***** EXCERPTED DATA *****
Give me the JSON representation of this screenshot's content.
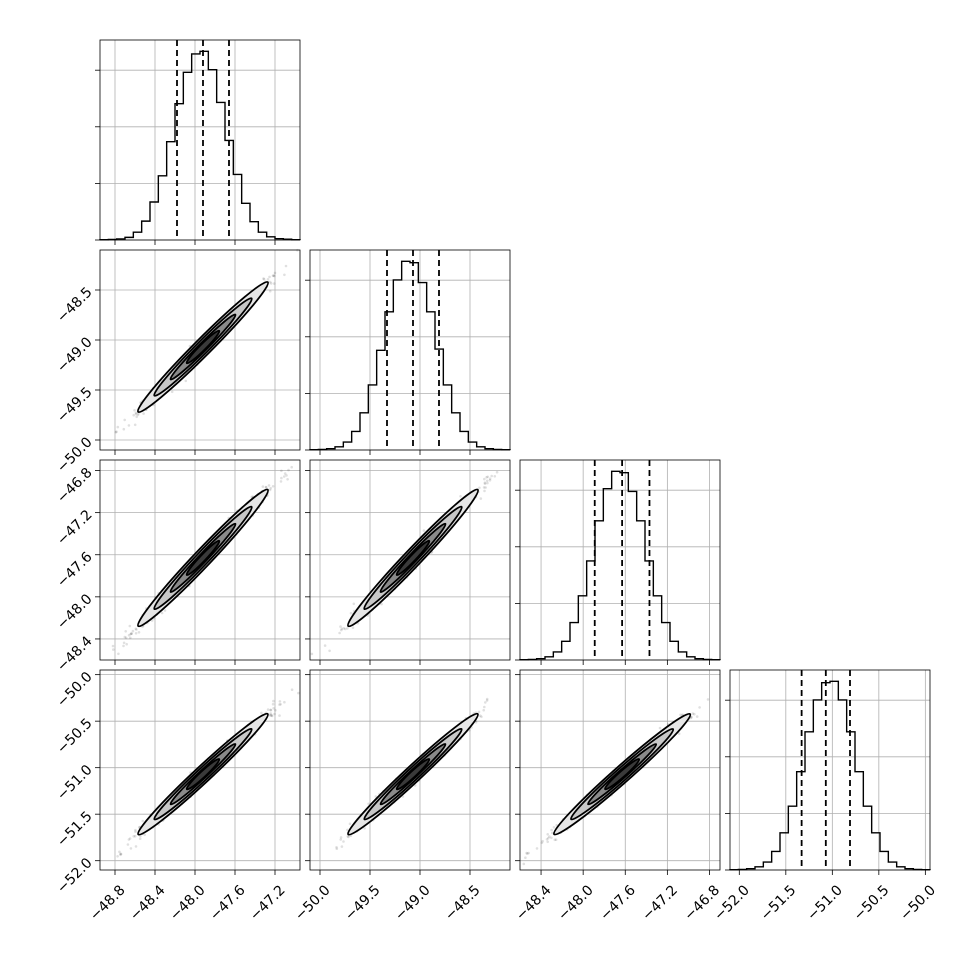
{
  "chart_data": {
    "type": "corner",
    "params": [
      {
        "mean": -47.92,
        "sd": 0.26,
        "q16": -48.18,
        "q50": -47.92,
        "q84": -47.66,
        "range": [
          -48.95,
          -46.95
        ],
        "ticks": [
          -48.8,
          -48.4,
          -48.0,
          -47.6,
          -47.2
        ],
        "ticklabels": [
          "−48.8",
          "−48.4",
          "−48.0",
          "−47.6",
          "−47.2"
        ]
      },
      {
        "mean": -49.07,
        "sd": 0.26,
        "q16": -49.33,
        "q50": -49.07,
        "q84": -48.81,
        "range": [
          -50.1,
          -48.1
        ],
        "ticks": [
          -50.0,
          -49.5,
          -49.0,
          -48.5
        ],
        "ticklabels": [
          "−50.0",
          "−49.5",
          "−49.0",
          "−48.5"
        ]
      },
      {
        "mean": -47.63,
        "sd": 0.26,
        "q16": -47.89,
        "q50": -47.63,
        "q84": -47.37,
        "range": [
          -48.6,
          -46.7
        ],
        "ticks": [
          -48.4,
          -48.0,
          -47.6,
          -47.2,
          -46.8
        ],
        "ticklabels": [
          "−48.4",
          "−48.0",
          "−47.6",
          "−47.2",
          "−46.8"
        ]
      },
      {
        "mean": -51.07,
        "sd": 0.26,
        "q16": -51.33,
        "q50": -51.07,
        "q84": -50.81,
        "range": [
          -52.1,
          -49.95
        ],
        "ticks": [
          -52.0,
          -51.5,
          -51.0,
          -50.5,
          -50.0
        ],
        "ticklabels": [
          "−52.0",
          "−51.5",
          "−51.0",
          "−50.5",
          "−50.0"
        ]
      }
    ],
    "histograms": [
      [
        1,
        2,
        4,
        10,
        30,
        72,
        145,
        245,
        375,
        520,
        640,
        710,
        720,
        650,
        525,
        380,
        250,
        140,
        70,
        30,
        12,
        5,
        3,
        1
      ],
      [
        1,
        2,
        5,
        12,
        30,
        70,
        140,
        245,
        375,
        520,
        640,
        710,
        705,
        630,
        520,
        380,
        245,
        140,
        70,
        30,
        12,
        5,
        2,
        1
      ],
      [
        1,
        2,
        5,
        12,
        30,
        70,
        140,
        240,
        370,
        520,
        640,
        705,
        700,
        630,
        520,
        370,
        240,
        140,
        70,
        30,
        12,
        5,
        2,
        1
      ],
      [
        1,
        2,
        5,
        12,
        30,
        70,
        140,
        240,
        370,
        520,
        640,
        705,
        710,
        640,
        520,
        370,
        240,
        140,
        70,
        30,
        12,
        5,
        2,
        1
      ]
    ],
    "correlation": 0.99,
    "contour_levels_sigma": [
      0.5,
      1.0,
      1.5,
      2.0
    ],
    "grid": true
  }
}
*****
THE EXERCISE:
All of the material above is to be copied exactly, except for its images.

TASK OUTPUT:
Give me the JSON representation of this screenshot's content.
{
  "chart_data": {
    "type": "corner",
    "params": [
      {
        "mean": -47.92,
        "sd": 0.26,
        "q16": -48.18,
        "q50": -47.92,
        "q84": -47.66,
        "range": [
          -48.95,
          -46.95
        ],
        "ticks": [
          -48.8,
          -48.4,
          -48.0,
          -47.6,
          -47.2
        ],
        "ticklabels": [
          "−48.8",
          "−48.4",
          "−48.0",
          "−47.6",
          "−47.2"
        ]
      },
      {
        "mean": -49.07,
        "sd": 0.26,
        "q16": -49.33,
        "q50": -49.07,
        "q84": -48.81,
        "range": [
          -50.1,
          -48.1
        ],
        "ticks": [
          -50.0,
          -49.5,
          -49.0,
          -48.5
        ],
        "ticklabels": [
          "−50.0",
          "−49.5",
          "−49.0",
          "−48.5"
        ]
      },
      {
        "mean": -47.63,
        "sd": 0.26,
        "q16": -47.89,
        "q50": -47.63,
        "q84": -47.37,
        "range": [
          -48.6,
          -46.7
        ],
        "ticks": [
          -48.4,
          -48.0,
          -47.6,
          -47.2,
          -46.8
        ],
        "ticklabels": [
          "−48.4",
          "−48.0",
          "−47.6",
          "−47.2",
          "−46.8"
        ]
      },
      {
        "mean": -51.07,
        "sd": 0.26,
        "q16": -51.33,
        "q50": -51.07,
        "q84": -50.81,
        "range": [
          -52.1,
          -49.95
        ],
        "ticks": [
          -52.0,
          -51.5,
          -51.0,
          -50.5,
          -50.0
        ],
        "ticklabels": [
          "−52.0",
          "−51.5",
          "−51.0",
          "−50.5",
          "−50.0"
        ]
      }
    ],
    "histograms": [
      [
        1,
        2,
        4,
        10,
        30,
        72,
        145,
        245,
        375,
        520,
        640,
        710,
        720,
        650,
        525,
        380,
        250,
        140,
        70,
        30,
        12,
        5,
        3,
        1
      ],
      [
        1,
        2,
        5,
        12,
        30,
        70,
        140,
        245,
        375,
        520,
        640,
        710,
        705,
        630,
        520,
        380,
        245,
        140,
        70,
        30,
        12,
        5,
        2,
        1
      ],
      [
        1,
        2,
        5,
        12,
        30,
        70,
        140,
        240,
        370,
        520,
        640,
        705,
        700,
        630,
        520,
        370,
        240,
        140,
        70,
        30,
        12,
        5,
        2,
        1
      ],
      [
        1,
        2,
        5,
        12,
        30,
        70,
        140,
        240,
        370,
        520,
        640,
        705,
        710,
        640,
        520,
        370,
        240,
        140,
        70,
        30,
        12,
        5,
        2,
        1
      ]
    ],
    "correlation": 0.99,
    "contour_levels_sigma": [
      0.5,
      1.0,
      1.5,
      2.0
    ],
    "grid": true
  }
}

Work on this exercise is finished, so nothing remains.